GIVEN PROBLEM >>
Omit the images, then output each of the records below exactly.

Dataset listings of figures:
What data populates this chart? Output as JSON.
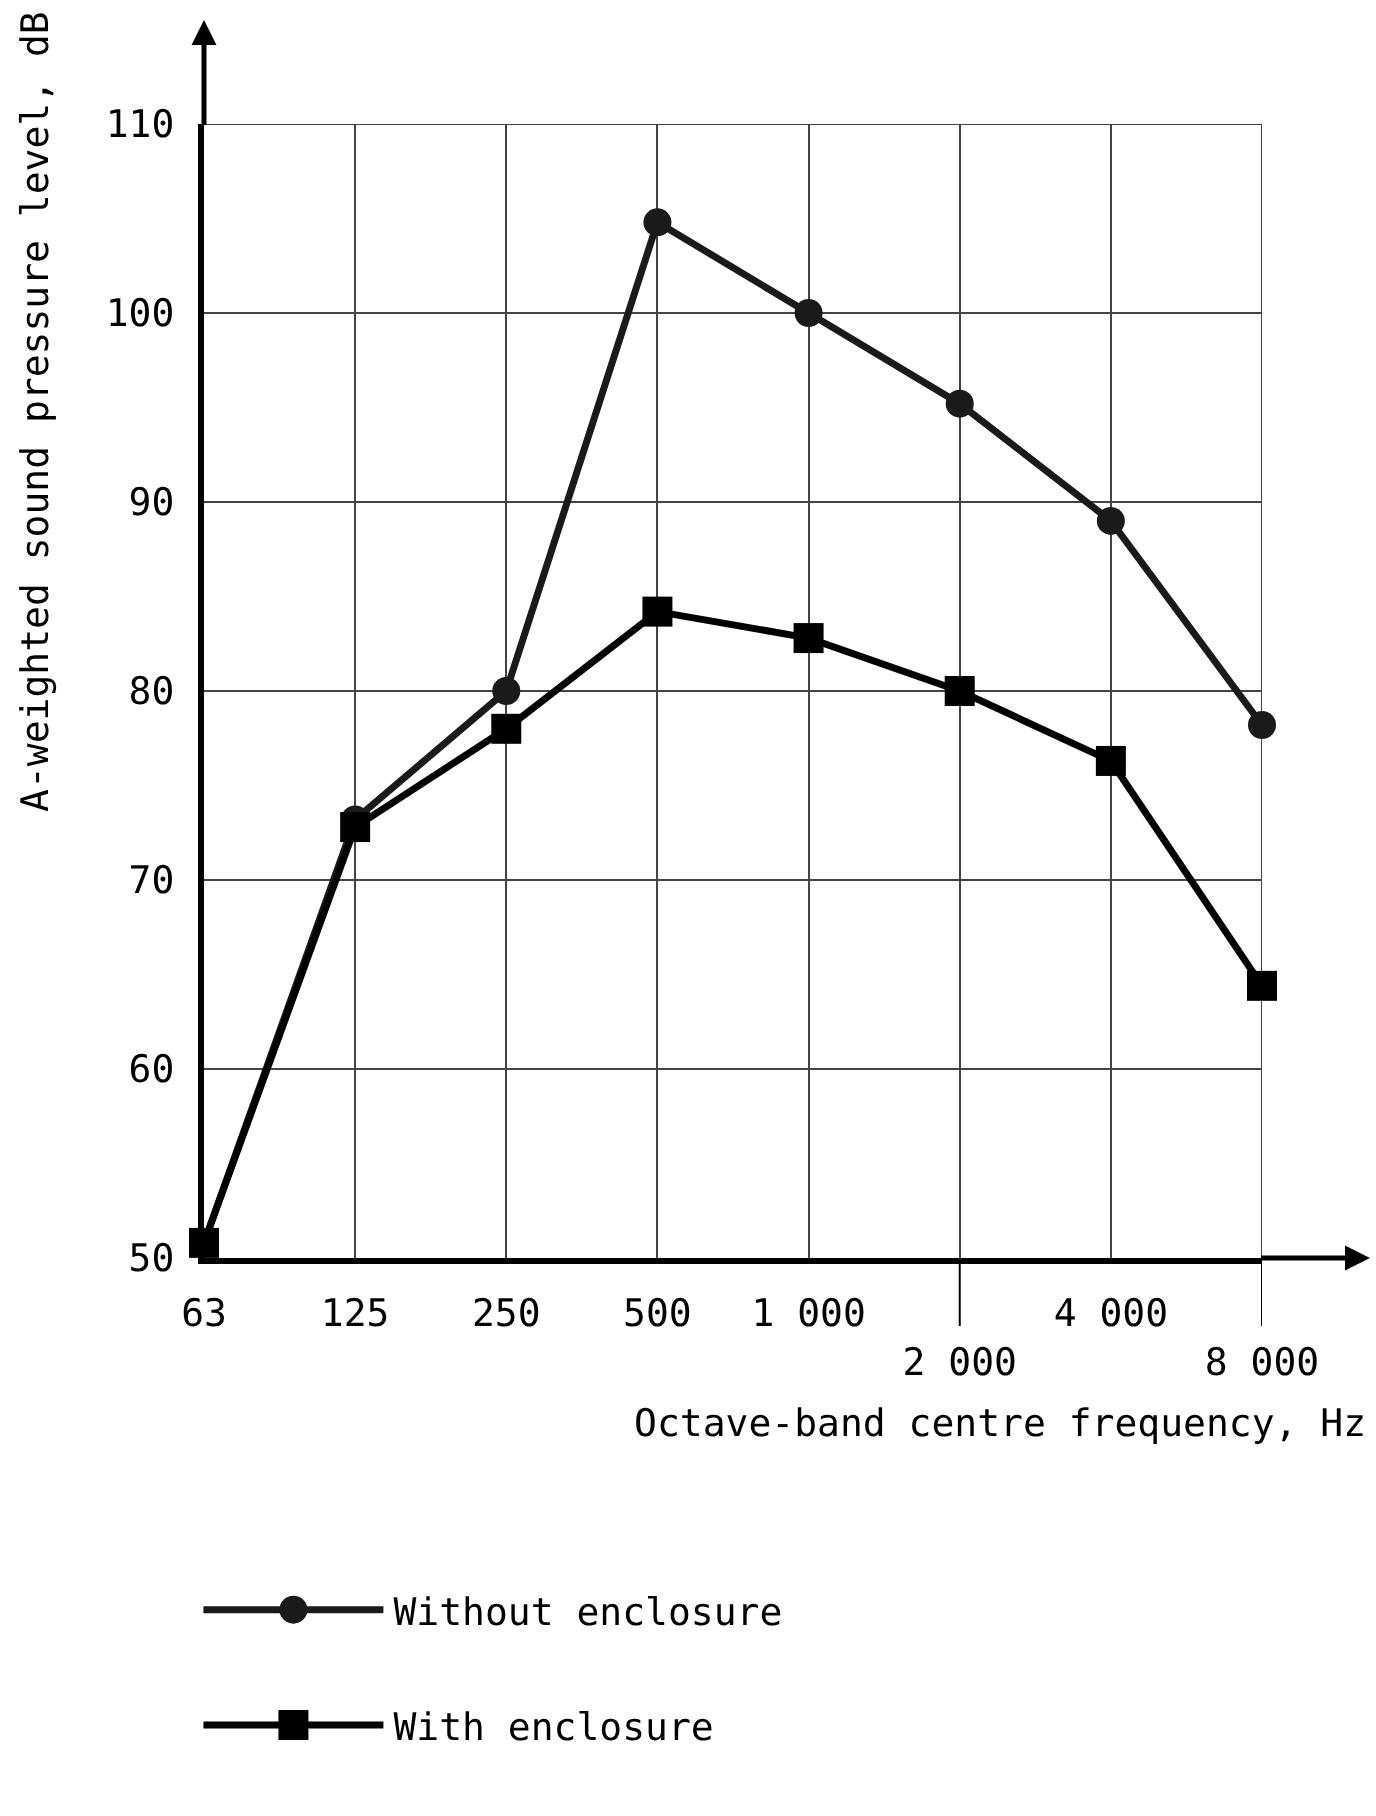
{
  "chart_data": {
    "type": "line",
    "xlabel": "Octave-band centre frequency, Hz",
    "ylabel": "A-weighted sound pressure level, dB",
    "categories": [
      "63",
      "125",
      "250",
      "500",
      "1 000",
      "2 000",
      "4 000",
      "8 000"
    ],
    "ylim": [
      50,
      110
    ],
    "yticks": [
      50,
      60,
      70,
      80,
      90,
      100,
      110
    ],
    "grid": true,
    "legend": "bottom left",
    "line_style": "solid",
    "series": [
      {
        "name": "Without enclosure",
        "color": "#1a1a1a",
        "marker": "circle",
        "values": [
          50.8,
          73.2,
          80,
          104.8,
          100,
          95.2,
          89,
          78.2
        ]
      },
      {
        "name": "With enclosure",
        "color": "#000000",
        "marker": "square",
        "values": [
          50.8,
          72.8,
          78,
          84.2,
          82.8,
          80,
          76.3,
          64.4
        ]
      }
    ]
  }
}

RESPONSE >>
What data populates this chart? Output as JSON.
{
  "chart_data": {
    "type": "line",
    "xlabel": "Octave-band centre frequency, Hz",
    "ylabel": "A-weighted sound pressure level, dB",
    "categories": [
      "63",
      "125",
      "250",
      "500",
      "1 000",
      "2 000",
      "4 000",
      "8 000"
    ],
    "ylim": [
      50,
      110
    ],
    "yticks": [
      50,
      60,
      70,
      80,
      90,
      100,
      110
    ],
    "grid": true,
    "legend": "bottom left",
    "line_style": "solid",
    "series": [
      {
        "name": "Without enclosure",
        "color": "#1a1a1a",
        "marker": "circle",
        "values": [
          50.8,
          73.2,
          80,
          104.8,
          100,
          95.2,
          89,
          78.2
        ]
      },
      {
        "name": "With enclosure",
        "color": "#000000",
        "marker": "square",
        "values": [
          50.8,
          72.8,
          78,
          84.2,
          82.8,
          80,
          76.3,
          64.4
        ]
      }
    ]
  }
}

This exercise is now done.